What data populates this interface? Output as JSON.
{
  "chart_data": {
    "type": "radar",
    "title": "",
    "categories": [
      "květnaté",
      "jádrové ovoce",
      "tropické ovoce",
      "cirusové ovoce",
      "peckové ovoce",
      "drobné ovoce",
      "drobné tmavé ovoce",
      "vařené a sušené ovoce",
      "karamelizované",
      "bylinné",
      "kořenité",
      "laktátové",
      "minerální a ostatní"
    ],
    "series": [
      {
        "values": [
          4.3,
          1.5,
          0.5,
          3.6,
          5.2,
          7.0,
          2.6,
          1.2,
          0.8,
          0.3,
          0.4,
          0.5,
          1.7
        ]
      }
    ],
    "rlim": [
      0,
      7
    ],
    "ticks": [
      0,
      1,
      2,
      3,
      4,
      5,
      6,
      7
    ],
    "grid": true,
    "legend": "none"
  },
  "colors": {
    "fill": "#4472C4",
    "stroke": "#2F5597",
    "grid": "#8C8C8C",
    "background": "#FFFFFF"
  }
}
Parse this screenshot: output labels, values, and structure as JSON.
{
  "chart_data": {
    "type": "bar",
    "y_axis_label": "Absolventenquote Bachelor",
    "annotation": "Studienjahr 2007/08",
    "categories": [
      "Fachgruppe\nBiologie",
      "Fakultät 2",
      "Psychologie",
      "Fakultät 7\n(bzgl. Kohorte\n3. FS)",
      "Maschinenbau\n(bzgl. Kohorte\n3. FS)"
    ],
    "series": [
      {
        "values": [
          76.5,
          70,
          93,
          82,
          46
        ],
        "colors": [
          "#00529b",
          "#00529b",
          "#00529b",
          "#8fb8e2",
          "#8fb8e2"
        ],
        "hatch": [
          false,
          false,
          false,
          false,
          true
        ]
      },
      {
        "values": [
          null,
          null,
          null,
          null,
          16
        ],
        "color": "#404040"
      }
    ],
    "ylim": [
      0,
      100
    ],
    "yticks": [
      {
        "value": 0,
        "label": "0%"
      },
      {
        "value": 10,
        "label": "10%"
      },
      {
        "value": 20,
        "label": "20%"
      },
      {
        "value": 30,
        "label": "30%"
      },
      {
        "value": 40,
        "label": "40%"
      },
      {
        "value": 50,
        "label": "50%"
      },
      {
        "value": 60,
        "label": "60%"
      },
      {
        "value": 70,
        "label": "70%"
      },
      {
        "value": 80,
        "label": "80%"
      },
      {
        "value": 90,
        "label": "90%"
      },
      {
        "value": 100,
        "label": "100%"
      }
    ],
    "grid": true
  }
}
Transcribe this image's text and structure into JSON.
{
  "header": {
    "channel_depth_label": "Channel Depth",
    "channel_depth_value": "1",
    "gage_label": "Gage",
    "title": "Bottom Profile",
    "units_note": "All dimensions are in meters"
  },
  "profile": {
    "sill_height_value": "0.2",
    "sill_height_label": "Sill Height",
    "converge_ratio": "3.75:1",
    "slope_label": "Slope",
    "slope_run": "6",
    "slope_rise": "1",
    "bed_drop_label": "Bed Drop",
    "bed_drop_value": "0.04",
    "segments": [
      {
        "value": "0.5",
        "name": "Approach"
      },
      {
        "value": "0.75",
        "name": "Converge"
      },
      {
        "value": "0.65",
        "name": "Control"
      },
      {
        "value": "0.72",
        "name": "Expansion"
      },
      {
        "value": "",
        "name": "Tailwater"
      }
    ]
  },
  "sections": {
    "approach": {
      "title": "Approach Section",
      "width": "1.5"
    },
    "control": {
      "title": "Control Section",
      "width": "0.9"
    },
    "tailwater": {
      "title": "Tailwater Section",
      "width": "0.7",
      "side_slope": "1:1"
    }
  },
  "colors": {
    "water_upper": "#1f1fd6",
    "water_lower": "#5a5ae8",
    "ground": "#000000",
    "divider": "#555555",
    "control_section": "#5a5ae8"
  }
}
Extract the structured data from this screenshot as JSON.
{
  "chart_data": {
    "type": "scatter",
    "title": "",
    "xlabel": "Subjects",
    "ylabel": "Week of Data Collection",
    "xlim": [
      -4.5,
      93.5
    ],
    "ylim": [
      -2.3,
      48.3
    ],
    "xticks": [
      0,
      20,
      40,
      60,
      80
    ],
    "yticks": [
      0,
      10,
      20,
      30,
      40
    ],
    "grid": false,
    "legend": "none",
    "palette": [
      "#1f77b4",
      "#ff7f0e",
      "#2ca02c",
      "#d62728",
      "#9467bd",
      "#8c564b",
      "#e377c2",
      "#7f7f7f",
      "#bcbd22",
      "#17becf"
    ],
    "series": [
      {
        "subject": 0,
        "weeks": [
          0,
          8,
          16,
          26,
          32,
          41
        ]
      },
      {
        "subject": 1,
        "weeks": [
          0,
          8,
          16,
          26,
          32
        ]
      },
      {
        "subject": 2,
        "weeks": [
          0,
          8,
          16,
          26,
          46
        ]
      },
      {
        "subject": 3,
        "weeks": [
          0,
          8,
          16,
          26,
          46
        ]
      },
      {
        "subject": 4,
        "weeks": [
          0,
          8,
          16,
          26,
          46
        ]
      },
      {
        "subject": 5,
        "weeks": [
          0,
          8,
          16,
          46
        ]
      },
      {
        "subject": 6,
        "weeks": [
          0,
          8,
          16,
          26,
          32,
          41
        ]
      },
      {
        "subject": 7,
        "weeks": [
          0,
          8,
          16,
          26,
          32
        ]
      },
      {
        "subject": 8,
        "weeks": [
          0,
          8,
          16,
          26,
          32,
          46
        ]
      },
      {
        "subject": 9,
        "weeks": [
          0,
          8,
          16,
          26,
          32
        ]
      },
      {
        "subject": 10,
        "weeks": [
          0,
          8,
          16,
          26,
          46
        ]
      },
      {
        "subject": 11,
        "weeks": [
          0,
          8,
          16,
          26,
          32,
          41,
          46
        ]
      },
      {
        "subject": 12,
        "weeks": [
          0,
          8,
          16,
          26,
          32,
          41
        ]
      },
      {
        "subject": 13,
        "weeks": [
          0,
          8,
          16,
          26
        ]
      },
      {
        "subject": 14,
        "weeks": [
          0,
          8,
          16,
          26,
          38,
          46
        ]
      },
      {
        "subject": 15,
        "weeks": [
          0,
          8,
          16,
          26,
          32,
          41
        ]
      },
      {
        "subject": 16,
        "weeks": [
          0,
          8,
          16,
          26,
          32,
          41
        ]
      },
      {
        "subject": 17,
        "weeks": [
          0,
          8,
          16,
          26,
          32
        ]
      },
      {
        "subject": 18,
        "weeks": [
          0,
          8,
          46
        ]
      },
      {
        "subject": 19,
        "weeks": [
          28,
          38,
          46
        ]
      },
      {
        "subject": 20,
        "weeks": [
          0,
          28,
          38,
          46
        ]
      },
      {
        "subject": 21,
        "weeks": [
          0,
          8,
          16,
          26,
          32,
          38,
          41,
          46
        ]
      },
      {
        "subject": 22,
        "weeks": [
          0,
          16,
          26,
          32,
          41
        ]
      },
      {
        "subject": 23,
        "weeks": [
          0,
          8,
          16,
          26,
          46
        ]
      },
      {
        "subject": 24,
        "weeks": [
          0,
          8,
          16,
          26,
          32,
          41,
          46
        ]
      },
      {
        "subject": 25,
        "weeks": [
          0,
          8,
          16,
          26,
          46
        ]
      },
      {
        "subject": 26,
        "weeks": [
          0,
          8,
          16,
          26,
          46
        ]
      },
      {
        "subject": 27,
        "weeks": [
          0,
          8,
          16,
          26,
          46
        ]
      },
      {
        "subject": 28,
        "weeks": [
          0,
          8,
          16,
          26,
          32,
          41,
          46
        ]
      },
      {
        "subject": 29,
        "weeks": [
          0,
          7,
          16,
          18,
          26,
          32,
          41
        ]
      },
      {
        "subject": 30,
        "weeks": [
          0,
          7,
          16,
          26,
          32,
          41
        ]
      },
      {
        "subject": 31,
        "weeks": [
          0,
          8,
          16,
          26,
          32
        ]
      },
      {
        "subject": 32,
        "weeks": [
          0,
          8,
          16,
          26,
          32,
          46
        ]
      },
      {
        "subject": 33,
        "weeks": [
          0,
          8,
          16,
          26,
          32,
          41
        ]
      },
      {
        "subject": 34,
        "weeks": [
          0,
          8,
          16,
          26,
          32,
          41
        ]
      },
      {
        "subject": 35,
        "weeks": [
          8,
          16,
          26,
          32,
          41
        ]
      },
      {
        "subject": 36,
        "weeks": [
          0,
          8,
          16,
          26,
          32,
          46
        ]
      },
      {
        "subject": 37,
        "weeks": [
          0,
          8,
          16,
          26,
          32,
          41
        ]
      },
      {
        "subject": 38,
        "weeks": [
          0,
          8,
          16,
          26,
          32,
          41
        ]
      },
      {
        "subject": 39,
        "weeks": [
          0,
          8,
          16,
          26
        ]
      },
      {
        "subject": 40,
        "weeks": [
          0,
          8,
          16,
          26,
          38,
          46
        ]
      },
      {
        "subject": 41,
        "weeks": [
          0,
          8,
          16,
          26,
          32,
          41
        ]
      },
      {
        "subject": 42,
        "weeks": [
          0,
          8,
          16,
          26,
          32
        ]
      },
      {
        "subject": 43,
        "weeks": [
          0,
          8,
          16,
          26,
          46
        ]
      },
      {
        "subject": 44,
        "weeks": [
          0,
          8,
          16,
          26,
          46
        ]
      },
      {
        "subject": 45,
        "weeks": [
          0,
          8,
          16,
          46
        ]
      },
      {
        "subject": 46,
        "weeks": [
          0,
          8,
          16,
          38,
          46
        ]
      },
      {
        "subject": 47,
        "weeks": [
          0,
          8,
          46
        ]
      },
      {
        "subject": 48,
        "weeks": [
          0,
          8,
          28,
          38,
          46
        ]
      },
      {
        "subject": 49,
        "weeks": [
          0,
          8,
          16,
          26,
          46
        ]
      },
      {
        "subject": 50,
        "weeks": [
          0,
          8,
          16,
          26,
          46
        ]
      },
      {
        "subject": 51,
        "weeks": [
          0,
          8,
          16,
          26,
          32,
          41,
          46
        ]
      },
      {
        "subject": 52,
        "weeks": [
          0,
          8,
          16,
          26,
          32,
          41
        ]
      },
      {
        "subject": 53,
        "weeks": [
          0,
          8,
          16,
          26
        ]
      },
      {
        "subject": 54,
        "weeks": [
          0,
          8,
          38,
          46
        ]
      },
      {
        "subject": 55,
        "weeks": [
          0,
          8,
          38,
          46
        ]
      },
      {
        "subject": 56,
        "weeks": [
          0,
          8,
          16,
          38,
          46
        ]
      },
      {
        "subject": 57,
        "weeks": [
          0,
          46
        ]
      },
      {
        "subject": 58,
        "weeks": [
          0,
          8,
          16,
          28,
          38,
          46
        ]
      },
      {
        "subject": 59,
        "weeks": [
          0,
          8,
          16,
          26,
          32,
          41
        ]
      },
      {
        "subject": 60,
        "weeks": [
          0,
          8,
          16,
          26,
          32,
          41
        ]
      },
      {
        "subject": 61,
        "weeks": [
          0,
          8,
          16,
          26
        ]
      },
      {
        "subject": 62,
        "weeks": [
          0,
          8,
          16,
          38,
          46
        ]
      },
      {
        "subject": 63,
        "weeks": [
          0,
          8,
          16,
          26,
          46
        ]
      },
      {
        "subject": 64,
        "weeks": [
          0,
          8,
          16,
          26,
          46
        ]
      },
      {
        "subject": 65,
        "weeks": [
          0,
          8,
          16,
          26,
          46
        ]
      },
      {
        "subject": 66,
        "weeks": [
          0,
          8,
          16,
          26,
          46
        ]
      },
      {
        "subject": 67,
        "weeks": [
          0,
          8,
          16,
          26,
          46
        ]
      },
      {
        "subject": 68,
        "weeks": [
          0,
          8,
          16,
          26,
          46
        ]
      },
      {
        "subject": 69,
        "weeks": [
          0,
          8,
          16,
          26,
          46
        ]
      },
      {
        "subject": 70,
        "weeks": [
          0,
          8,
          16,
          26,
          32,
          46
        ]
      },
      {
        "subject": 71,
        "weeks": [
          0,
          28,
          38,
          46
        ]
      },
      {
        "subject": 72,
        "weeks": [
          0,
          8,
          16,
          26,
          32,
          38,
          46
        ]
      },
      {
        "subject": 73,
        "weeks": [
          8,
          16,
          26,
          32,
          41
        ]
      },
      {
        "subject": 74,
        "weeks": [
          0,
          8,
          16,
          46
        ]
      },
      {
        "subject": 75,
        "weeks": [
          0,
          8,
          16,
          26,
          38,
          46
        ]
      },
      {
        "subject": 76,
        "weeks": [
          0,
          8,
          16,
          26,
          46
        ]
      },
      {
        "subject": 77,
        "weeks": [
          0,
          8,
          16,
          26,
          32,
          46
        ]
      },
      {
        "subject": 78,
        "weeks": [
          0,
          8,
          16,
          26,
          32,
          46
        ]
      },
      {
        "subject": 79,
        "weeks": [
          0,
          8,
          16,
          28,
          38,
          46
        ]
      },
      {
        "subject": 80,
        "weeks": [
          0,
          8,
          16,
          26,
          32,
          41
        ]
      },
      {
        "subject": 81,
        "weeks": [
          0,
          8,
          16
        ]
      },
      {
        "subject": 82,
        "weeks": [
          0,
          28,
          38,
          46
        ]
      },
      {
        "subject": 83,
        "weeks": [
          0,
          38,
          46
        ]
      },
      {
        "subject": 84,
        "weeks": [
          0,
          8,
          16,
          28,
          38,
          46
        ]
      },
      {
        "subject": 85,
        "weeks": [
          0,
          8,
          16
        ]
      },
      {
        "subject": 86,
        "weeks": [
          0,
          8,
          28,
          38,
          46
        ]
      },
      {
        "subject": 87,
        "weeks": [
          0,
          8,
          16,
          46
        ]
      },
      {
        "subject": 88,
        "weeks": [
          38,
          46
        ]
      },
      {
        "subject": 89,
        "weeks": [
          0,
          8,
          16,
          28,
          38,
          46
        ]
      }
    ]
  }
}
+ + +
## INSTRUCTION
Which lines contain "bzgl"? Show each of them.

## REPLY
      "Fakultät 7\n(bzgl. Kohorte\n3. FS)",
      "Maschinenbau\n(bzgl. Kohorte\n3. FS)"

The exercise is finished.